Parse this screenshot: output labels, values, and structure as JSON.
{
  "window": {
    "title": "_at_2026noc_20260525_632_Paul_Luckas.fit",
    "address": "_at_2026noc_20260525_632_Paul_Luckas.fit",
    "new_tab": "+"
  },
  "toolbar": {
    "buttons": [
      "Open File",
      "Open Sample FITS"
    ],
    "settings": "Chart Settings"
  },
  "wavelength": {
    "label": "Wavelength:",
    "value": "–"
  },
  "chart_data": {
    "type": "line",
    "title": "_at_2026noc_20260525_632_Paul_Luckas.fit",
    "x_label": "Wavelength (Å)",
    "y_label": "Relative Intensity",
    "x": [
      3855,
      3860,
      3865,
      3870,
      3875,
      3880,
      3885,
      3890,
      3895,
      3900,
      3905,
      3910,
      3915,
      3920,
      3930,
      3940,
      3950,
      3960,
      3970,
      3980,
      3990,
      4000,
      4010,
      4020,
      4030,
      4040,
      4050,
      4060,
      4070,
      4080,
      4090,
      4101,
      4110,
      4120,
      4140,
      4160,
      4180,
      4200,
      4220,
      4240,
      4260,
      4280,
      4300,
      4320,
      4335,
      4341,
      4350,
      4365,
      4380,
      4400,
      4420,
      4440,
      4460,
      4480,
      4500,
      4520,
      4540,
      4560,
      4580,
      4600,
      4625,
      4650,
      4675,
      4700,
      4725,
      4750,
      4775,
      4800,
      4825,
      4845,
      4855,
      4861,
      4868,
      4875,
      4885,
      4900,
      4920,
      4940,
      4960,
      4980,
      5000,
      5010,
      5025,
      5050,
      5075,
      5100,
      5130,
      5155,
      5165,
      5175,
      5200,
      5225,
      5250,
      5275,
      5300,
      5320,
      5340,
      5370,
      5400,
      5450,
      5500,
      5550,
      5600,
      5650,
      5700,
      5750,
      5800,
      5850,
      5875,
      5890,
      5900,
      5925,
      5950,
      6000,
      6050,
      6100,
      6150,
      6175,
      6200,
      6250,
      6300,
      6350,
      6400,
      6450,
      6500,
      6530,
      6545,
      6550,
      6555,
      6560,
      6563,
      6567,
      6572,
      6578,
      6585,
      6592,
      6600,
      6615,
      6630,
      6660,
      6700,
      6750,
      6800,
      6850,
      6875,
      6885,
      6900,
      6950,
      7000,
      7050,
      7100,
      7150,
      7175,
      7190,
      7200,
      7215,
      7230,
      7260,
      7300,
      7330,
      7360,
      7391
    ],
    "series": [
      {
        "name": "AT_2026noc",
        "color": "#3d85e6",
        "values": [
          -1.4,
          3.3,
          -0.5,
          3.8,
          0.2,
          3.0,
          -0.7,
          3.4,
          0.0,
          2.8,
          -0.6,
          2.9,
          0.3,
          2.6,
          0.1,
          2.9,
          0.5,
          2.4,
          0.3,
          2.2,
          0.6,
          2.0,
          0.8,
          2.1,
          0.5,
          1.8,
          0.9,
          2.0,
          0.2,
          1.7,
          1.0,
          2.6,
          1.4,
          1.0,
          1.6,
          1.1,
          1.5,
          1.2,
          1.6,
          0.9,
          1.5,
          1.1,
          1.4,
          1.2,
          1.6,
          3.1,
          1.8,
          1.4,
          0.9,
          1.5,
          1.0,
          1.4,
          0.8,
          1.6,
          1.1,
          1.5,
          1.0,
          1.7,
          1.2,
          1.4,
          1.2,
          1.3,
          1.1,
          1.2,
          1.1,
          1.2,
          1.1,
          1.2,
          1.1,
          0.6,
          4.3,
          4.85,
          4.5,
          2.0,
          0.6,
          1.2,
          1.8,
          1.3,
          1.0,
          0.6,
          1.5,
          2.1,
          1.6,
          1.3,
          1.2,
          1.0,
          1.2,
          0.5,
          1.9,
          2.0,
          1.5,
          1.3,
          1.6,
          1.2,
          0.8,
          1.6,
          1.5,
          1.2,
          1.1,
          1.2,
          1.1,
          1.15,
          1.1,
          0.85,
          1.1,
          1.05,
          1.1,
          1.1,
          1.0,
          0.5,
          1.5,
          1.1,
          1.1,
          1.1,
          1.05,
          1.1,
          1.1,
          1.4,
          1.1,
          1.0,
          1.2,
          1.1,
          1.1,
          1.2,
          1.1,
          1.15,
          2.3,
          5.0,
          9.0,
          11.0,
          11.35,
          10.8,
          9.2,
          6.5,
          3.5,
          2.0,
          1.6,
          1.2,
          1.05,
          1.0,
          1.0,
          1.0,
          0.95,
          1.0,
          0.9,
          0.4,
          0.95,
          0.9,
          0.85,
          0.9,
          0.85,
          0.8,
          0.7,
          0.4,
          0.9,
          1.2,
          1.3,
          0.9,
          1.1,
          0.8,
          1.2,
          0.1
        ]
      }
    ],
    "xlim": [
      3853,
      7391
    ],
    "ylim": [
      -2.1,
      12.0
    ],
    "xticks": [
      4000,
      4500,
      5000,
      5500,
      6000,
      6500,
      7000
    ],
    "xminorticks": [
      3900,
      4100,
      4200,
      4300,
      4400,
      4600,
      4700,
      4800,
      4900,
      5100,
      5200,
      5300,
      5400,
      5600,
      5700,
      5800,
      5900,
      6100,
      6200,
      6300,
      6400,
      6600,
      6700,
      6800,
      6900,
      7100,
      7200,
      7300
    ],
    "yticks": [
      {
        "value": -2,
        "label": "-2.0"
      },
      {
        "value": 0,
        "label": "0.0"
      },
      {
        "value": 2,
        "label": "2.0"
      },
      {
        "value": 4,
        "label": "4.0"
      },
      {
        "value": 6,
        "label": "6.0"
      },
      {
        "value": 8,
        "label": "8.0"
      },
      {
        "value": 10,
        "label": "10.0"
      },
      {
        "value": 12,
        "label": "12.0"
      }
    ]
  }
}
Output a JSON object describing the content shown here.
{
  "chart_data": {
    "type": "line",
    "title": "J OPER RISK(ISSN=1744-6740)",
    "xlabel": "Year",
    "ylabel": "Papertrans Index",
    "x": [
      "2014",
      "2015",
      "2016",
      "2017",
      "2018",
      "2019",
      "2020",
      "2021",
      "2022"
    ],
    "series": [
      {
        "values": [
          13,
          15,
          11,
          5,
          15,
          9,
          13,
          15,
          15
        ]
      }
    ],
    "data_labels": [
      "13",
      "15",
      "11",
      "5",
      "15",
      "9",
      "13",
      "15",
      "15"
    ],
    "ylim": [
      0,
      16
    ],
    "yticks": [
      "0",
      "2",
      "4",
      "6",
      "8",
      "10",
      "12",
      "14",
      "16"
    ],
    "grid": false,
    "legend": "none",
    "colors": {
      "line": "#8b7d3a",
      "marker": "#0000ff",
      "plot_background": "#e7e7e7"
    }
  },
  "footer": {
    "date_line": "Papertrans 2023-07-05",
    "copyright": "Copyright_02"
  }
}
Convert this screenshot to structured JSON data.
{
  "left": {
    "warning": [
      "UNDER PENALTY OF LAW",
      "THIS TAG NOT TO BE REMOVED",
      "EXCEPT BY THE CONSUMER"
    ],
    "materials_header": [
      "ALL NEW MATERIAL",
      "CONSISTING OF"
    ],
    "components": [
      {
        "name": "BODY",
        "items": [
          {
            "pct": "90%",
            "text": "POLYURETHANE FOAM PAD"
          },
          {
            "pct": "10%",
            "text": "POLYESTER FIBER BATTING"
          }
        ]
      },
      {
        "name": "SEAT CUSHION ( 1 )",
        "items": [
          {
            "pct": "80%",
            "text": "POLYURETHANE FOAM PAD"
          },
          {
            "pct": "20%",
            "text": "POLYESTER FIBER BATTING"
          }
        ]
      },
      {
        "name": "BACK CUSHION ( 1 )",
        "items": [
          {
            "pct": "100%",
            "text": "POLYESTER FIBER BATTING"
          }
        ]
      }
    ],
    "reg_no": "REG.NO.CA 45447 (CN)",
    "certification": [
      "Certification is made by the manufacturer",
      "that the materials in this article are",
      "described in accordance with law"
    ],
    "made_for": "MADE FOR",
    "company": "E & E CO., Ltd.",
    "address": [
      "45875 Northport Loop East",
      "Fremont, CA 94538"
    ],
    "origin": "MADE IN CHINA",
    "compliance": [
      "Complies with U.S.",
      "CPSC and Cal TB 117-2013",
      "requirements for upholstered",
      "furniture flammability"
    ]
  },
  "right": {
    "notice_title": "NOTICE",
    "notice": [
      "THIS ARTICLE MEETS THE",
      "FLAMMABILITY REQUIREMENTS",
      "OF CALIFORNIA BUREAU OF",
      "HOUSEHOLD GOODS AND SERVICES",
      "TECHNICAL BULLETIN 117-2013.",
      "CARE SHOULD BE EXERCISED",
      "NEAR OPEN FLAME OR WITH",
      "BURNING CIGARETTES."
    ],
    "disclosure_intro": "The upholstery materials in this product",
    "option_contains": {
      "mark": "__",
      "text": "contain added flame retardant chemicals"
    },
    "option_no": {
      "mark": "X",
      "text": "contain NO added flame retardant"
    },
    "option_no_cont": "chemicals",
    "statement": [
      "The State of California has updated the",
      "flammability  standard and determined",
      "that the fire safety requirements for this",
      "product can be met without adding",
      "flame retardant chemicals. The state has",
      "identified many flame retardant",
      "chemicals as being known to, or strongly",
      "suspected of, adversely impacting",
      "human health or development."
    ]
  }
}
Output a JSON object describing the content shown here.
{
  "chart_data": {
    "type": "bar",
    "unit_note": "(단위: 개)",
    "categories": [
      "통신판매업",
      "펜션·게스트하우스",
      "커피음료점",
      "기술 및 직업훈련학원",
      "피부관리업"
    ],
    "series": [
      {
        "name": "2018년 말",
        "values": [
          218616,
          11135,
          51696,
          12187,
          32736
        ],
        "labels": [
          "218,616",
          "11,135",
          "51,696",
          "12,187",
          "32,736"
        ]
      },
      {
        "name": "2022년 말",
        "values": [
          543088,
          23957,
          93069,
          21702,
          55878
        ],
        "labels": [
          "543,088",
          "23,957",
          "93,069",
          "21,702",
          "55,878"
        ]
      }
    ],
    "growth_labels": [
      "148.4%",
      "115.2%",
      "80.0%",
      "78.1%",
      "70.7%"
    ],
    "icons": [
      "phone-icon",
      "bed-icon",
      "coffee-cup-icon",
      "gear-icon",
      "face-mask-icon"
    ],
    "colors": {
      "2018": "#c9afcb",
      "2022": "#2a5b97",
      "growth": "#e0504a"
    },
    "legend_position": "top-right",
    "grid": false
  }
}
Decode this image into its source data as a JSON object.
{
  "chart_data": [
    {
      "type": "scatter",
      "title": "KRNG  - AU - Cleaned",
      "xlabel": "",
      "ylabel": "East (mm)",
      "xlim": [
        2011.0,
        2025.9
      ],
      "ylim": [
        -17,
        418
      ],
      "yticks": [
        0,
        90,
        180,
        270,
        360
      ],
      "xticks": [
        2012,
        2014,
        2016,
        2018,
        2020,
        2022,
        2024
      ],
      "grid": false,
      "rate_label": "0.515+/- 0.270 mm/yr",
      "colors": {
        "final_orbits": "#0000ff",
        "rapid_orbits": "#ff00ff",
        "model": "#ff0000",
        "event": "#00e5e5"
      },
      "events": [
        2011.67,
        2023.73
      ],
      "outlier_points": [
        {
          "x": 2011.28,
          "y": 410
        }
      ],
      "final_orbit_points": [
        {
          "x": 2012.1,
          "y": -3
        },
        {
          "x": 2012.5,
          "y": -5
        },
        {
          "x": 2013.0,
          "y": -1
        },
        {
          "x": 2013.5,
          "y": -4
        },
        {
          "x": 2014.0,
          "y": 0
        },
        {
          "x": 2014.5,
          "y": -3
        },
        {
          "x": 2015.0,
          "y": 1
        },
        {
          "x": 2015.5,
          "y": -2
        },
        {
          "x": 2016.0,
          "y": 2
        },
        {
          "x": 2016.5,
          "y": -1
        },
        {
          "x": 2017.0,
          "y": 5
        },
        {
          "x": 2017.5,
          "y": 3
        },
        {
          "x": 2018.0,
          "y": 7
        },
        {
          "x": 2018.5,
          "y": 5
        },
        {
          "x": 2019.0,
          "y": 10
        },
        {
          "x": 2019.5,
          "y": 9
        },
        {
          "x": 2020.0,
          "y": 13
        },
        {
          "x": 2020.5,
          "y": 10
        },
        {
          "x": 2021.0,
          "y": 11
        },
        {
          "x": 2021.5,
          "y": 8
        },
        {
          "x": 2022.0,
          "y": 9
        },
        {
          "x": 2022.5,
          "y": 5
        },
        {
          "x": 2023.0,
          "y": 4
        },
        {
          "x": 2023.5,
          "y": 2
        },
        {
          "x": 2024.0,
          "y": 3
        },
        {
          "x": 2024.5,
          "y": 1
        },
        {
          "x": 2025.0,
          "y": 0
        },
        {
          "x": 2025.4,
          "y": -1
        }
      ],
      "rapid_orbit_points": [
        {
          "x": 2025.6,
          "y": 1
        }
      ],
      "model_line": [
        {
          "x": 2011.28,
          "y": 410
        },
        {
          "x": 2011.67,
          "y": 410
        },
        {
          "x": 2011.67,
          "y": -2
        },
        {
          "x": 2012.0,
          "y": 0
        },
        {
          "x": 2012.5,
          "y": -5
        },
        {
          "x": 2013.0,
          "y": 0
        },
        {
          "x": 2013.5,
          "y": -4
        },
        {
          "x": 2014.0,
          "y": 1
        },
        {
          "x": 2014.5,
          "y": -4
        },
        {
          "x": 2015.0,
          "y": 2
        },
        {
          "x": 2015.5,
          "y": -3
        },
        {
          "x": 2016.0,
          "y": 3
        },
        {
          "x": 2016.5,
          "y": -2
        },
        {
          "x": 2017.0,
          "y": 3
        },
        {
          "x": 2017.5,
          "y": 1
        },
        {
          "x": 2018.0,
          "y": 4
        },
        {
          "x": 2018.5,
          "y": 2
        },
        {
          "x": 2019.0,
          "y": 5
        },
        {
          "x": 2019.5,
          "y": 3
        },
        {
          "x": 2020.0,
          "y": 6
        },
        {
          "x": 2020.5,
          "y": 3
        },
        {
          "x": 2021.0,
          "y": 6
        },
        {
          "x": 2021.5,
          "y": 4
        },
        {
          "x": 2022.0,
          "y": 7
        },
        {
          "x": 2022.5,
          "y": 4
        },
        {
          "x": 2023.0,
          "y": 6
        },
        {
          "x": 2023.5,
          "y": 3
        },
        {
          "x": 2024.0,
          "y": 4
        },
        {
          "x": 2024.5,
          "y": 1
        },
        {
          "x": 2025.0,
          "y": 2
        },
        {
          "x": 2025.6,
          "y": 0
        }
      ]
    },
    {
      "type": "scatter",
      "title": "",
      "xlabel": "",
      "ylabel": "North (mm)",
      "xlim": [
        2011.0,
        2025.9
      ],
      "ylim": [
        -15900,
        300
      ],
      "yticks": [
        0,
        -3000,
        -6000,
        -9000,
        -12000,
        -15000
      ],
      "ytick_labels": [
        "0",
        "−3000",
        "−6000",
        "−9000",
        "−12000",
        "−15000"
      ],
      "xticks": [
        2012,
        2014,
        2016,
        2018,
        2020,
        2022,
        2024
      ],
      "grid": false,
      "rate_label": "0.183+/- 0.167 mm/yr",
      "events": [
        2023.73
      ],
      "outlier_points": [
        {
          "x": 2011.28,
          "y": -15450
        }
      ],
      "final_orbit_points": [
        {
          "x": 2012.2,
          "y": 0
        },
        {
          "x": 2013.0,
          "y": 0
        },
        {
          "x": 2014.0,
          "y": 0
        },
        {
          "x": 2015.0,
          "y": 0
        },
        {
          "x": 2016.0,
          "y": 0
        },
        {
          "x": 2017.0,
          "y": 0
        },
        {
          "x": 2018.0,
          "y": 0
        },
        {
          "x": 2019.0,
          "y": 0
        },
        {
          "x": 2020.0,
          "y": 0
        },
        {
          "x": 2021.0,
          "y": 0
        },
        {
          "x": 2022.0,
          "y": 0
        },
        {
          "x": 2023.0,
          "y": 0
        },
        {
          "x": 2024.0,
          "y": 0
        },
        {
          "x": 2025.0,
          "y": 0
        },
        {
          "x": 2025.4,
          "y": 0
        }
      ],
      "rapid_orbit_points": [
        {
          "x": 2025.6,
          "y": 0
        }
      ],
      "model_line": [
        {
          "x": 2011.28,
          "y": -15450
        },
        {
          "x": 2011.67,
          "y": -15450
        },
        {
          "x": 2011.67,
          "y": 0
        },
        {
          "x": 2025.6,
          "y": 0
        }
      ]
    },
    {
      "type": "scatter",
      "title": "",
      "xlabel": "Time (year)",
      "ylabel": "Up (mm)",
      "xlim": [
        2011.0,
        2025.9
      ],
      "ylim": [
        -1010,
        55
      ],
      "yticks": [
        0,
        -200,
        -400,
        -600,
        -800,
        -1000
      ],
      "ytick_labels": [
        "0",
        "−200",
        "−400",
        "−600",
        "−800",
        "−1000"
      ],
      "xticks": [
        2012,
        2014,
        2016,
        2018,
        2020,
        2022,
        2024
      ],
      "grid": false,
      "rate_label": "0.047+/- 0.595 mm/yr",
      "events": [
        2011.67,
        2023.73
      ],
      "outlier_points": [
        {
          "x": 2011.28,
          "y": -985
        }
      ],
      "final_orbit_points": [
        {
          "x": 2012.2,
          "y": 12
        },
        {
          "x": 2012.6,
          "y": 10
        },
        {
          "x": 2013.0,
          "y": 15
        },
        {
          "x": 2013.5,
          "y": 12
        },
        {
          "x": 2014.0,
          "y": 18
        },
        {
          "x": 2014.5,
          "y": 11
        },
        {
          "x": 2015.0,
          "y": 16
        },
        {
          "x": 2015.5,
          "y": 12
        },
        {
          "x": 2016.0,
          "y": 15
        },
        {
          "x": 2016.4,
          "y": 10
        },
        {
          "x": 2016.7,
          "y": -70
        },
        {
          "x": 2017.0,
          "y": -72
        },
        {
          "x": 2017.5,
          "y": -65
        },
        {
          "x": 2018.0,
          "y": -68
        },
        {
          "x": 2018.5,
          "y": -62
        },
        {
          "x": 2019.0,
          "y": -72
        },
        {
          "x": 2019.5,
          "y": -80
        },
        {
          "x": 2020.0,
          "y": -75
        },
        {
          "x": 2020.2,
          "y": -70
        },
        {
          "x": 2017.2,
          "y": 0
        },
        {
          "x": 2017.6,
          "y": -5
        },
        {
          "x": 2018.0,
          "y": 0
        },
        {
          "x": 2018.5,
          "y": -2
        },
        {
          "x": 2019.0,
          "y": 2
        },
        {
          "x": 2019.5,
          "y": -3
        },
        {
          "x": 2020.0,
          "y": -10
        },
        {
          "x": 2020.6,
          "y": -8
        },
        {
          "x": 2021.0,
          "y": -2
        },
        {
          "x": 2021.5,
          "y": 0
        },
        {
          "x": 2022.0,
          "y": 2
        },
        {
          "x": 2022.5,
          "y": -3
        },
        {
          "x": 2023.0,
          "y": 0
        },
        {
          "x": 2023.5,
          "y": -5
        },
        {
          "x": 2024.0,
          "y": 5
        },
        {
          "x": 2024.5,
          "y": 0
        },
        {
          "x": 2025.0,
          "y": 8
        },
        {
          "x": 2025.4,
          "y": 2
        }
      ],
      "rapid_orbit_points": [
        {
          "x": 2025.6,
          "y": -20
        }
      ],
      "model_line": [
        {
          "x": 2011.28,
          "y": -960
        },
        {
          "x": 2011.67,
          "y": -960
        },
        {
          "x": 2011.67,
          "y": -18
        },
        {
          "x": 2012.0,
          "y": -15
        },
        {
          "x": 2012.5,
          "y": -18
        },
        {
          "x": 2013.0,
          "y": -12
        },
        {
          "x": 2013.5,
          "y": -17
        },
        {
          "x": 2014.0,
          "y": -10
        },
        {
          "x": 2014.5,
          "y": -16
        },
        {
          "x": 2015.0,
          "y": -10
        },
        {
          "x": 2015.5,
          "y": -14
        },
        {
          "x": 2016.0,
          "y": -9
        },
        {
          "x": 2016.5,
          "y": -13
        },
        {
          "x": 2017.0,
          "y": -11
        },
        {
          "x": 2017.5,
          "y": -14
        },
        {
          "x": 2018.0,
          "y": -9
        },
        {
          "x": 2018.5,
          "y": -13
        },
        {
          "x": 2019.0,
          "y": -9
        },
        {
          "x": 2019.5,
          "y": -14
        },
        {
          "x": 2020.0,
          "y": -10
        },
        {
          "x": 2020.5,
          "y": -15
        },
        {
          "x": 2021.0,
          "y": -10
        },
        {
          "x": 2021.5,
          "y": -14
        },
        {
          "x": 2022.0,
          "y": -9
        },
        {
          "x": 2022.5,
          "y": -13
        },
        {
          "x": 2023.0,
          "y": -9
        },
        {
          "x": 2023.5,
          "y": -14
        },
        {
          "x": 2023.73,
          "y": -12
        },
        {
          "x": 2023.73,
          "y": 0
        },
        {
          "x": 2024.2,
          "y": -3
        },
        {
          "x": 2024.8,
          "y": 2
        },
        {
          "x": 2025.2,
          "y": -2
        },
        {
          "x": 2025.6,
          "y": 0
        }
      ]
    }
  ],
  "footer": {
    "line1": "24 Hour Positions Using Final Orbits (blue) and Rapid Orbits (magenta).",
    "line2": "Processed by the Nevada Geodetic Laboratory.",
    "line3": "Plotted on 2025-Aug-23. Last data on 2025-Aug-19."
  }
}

THE EXERCISE — Copy out all lines above that include the string "xlabel".

EXERCISE ANSWER —
    "xlabel": "Year",
      "xlabel": "",
      "xlabel": "",
      "xlabel": "Time (year)",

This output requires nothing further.